** Exercise directions **
All entries below are to be set down again, identical to the source.

** Given data **
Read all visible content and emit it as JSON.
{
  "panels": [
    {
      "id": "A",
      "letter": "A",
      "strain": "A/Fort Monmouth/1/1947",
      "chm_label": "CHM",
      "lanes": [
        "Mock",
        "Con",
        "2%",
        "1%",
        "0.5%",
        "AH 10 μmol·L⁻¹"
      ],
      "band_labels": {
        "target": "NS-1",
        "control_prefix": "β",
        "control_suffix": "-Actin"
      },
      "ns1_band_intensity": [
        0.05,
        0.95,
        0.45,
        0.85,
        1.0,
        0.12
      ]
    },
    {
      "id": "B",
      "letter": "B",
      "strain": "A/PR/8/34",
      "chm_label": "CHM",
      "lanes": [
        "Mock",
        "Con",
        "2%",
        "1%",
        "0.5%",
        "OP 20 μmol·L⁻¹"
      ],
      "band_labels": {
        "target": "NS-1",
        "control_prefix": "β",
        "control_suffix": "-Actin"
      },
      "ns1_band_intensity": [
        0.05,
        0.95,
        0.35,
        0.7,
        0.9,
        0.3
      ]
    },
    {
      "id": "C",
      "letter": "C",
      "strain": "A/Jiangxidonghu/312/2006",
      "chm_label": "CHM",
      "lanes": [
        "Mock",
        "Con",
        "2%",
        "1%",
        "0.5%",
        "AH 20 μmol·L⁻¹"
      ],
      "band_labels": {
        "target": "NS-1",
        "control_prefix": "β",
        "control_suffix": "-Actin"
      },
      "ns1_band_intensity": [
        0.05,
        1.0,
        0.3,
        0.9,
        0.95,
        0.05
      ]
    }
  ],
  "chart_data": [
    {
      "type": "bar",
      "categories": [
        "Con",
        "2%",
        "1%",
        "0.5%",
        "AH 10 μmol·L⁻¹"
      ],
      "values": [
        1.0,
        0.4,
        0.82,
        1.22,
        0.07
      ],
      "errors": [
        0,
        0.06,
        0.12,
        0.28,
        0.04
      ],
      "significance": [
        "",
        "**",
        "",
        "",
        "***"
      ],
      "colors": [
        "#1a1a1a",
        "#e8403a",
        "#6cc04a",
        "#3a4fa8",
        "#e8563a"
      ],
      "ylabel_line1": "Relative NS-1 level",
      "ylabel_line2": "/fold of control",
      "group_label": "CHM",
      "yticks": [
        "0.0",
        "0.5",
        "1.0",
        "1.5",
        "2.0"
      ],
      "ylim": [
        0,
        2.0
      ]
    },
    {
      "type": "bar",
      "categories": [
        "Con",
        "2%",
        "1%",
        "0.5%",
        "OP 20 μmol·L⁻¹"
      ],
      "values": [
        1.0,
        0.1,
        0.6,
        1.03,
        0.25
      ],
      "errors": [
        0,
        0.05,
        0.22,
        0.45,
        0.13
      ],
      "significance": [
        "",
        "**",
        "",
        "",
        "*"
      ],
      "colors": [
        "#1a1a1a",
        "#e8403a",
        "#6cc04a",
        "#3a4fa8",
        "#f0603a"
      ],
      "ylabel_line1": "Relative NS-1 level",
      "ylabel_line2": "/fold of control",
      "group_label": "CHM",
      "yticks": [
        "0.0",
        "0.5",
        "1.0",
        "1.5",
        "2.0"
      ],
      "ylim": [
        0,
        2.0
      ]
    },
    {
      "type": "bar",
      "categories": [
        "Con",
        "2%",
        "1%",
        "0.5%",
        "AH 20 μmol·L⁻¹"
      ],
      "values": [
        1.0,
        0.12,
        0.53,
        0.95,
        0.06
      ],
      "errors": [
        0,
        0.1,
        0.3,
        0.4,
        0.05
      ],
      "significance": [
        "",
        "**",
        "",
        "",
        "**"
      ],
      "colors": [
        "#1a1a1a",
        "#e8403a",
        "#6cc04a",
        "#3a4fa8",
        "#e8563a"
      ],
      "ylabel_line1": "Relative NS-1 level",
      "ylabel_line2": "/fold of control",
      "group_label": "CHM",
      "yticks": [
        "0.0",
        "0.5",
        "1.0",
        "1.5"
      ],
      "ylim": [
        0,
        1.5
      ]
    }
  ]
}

** Answer in full **
Read all visible content and emit it as JSON.
{
  "panels": [
    {
      "id": "A",
      "letter": "A",
      "strain": "A/Fort Monmouth/1/1947",
      "chm_label": "CHM",
      "lanes": [
        "Mock",
        "Con",
        "2%",
        "1%",
        "0.5%",
        "AH 10 μmol·L⁻¹"
      ],
      "band_labels": {
        "target": "NS-1",
        "control_prefix": "β",
        "control_suffix": "-Actin"
      },
      "ns1_band_intensity": [
        0.05,
        0.95,
        0.45,
        0.85,
        1.0,
        0.12
      ]
    },
    {
      "id": "B",
      "letter": "B",
      "strain": "A/PR/8/34",
      "chm_label": "CHM",
      "lanes": [
        "Mock",
        "Con",
        "2%",
        "1%",
        "0.5%",
        "OP 20 μmol·L⁻¹"
      ],
      "band_labels": {
        "target": "NS-1",
        "control_prefix": "β",
        "control_suffix": "-Actin"
      },
      "ns1_band_intensity": [
        0.05,
        0.95,
        0.35,
        0.7,
        0.9,
        0.3
      ]
    },
    {
      "id": "C",
      "letter": "C",
      "strain": "A/Jiangxidonghu/312/2006",
      "chm_label": "CHM",
      "lanes": [
        "Mock",
        "Con",
        "2%",
        "1%",
        "0.5%",
        "AH 20 μmol·L⁻¹"
      ],
      "band_labels": {
        "target": "NS-1",
        "control_prefix": "β",
        "control_suffix": "-Actin"
      },
      "ns1_band_intensity": [
        0.05,
        1.0,
        0.3,
        0.9,
        0.95,
        0.05
      ]
    }
  ],
  "chart_data": [
    {
      "type": "bar",
      "categories": [
        "Con",
        "2%",
        "1%",
        "0.5%",
        "AH 10 μmol·L⁻¹"
      ],
      "values": [
        1.0,
        0.4,
        0.82,
        1.22,
        0.07
      ],
      "errors": [
        0,
        0.06,
        0.12,
        0.28,
        0.04
      ],
      "significance": [
        "",
        "**",
        "",
        "",
        "***"
      ],
      "colors": [
        "#1a1a1a",
        "#e8403a",
        "#6cc04a",
        "#3a4fa8",
        "#e8563a"
      ],
      "ylabel_line1": "Relative NS-1 level",
      "ylabel_line2": "/fold of control",
      "group_label": "CHM",
      "yticks": [
        "0.0",
        "0.5",
        "1.0",
        "1.5",
        "2.0"
      ],
      "ylim": [
        0,
        2.0
      ]
    },
    {
      "type": "bar",
      "categories": [
        "Con",
        "2%",
        "1%",
        "0.5%",
        "OP 20 μmol·L⁻¹"
      ],
      "values": [
        1.0,
        0.1,
        0.6,
        1.03,
        0.25
      ],
      "errors": [
        0,
        0.05,
        0.22,
        0.45,
        0.13
      ],
      "significance": [
        "",
        "**",
        "",
        "",
        "*"
      ],
      "colors": [
        "#1a1a1a",
        "#e8403a",
        "#6cc04a",
        "#3a4fa8",
        "#f0603a"
      ],
      "ylabel_line1": "Relative NS-1 level",
      "ylabel_line2": "/fold of control",
      "group_label": "CHM",
      "yticks": [
        "0.0",
        "0.5",
        "1.0",
        "1.5",
        "2.0"
      ],
      "ylim": [
        0,
        2.0
      ]
    },
    {
      "type": "bar",
      "categories": [
        "Con",
        "2%",
        "1%",
        "0.5%",
        "AH 20 μmol·L⁻¹"
      ],
      "values": [
        1.0,
        0.12,
        0.53,
        0.95,
        0.06
      ],
      "errors": [
        0,
        0.1,
        0.3,
        0.4,
        0.05
      ],
      "significance": [
        "",
        "**",
        "",
        "",
        "**"
      ],
      "colors": [
        "#1a1a1a",
        "#e8403a",
        "#6cc04a",
        "#3a4fa8",
        "#e8563a"
      ],
      "ylabel_line1": "Relative NS-1 level",
      "ylabel_line2": "/fold of control",
      "group_label": "CHM",
      "yticks": [
        "0.0",
        "0.5",
        "1.0",
        "1.5"
      ],
      "ylim": [
        0,
        1.5
      ]
    }
  ]
}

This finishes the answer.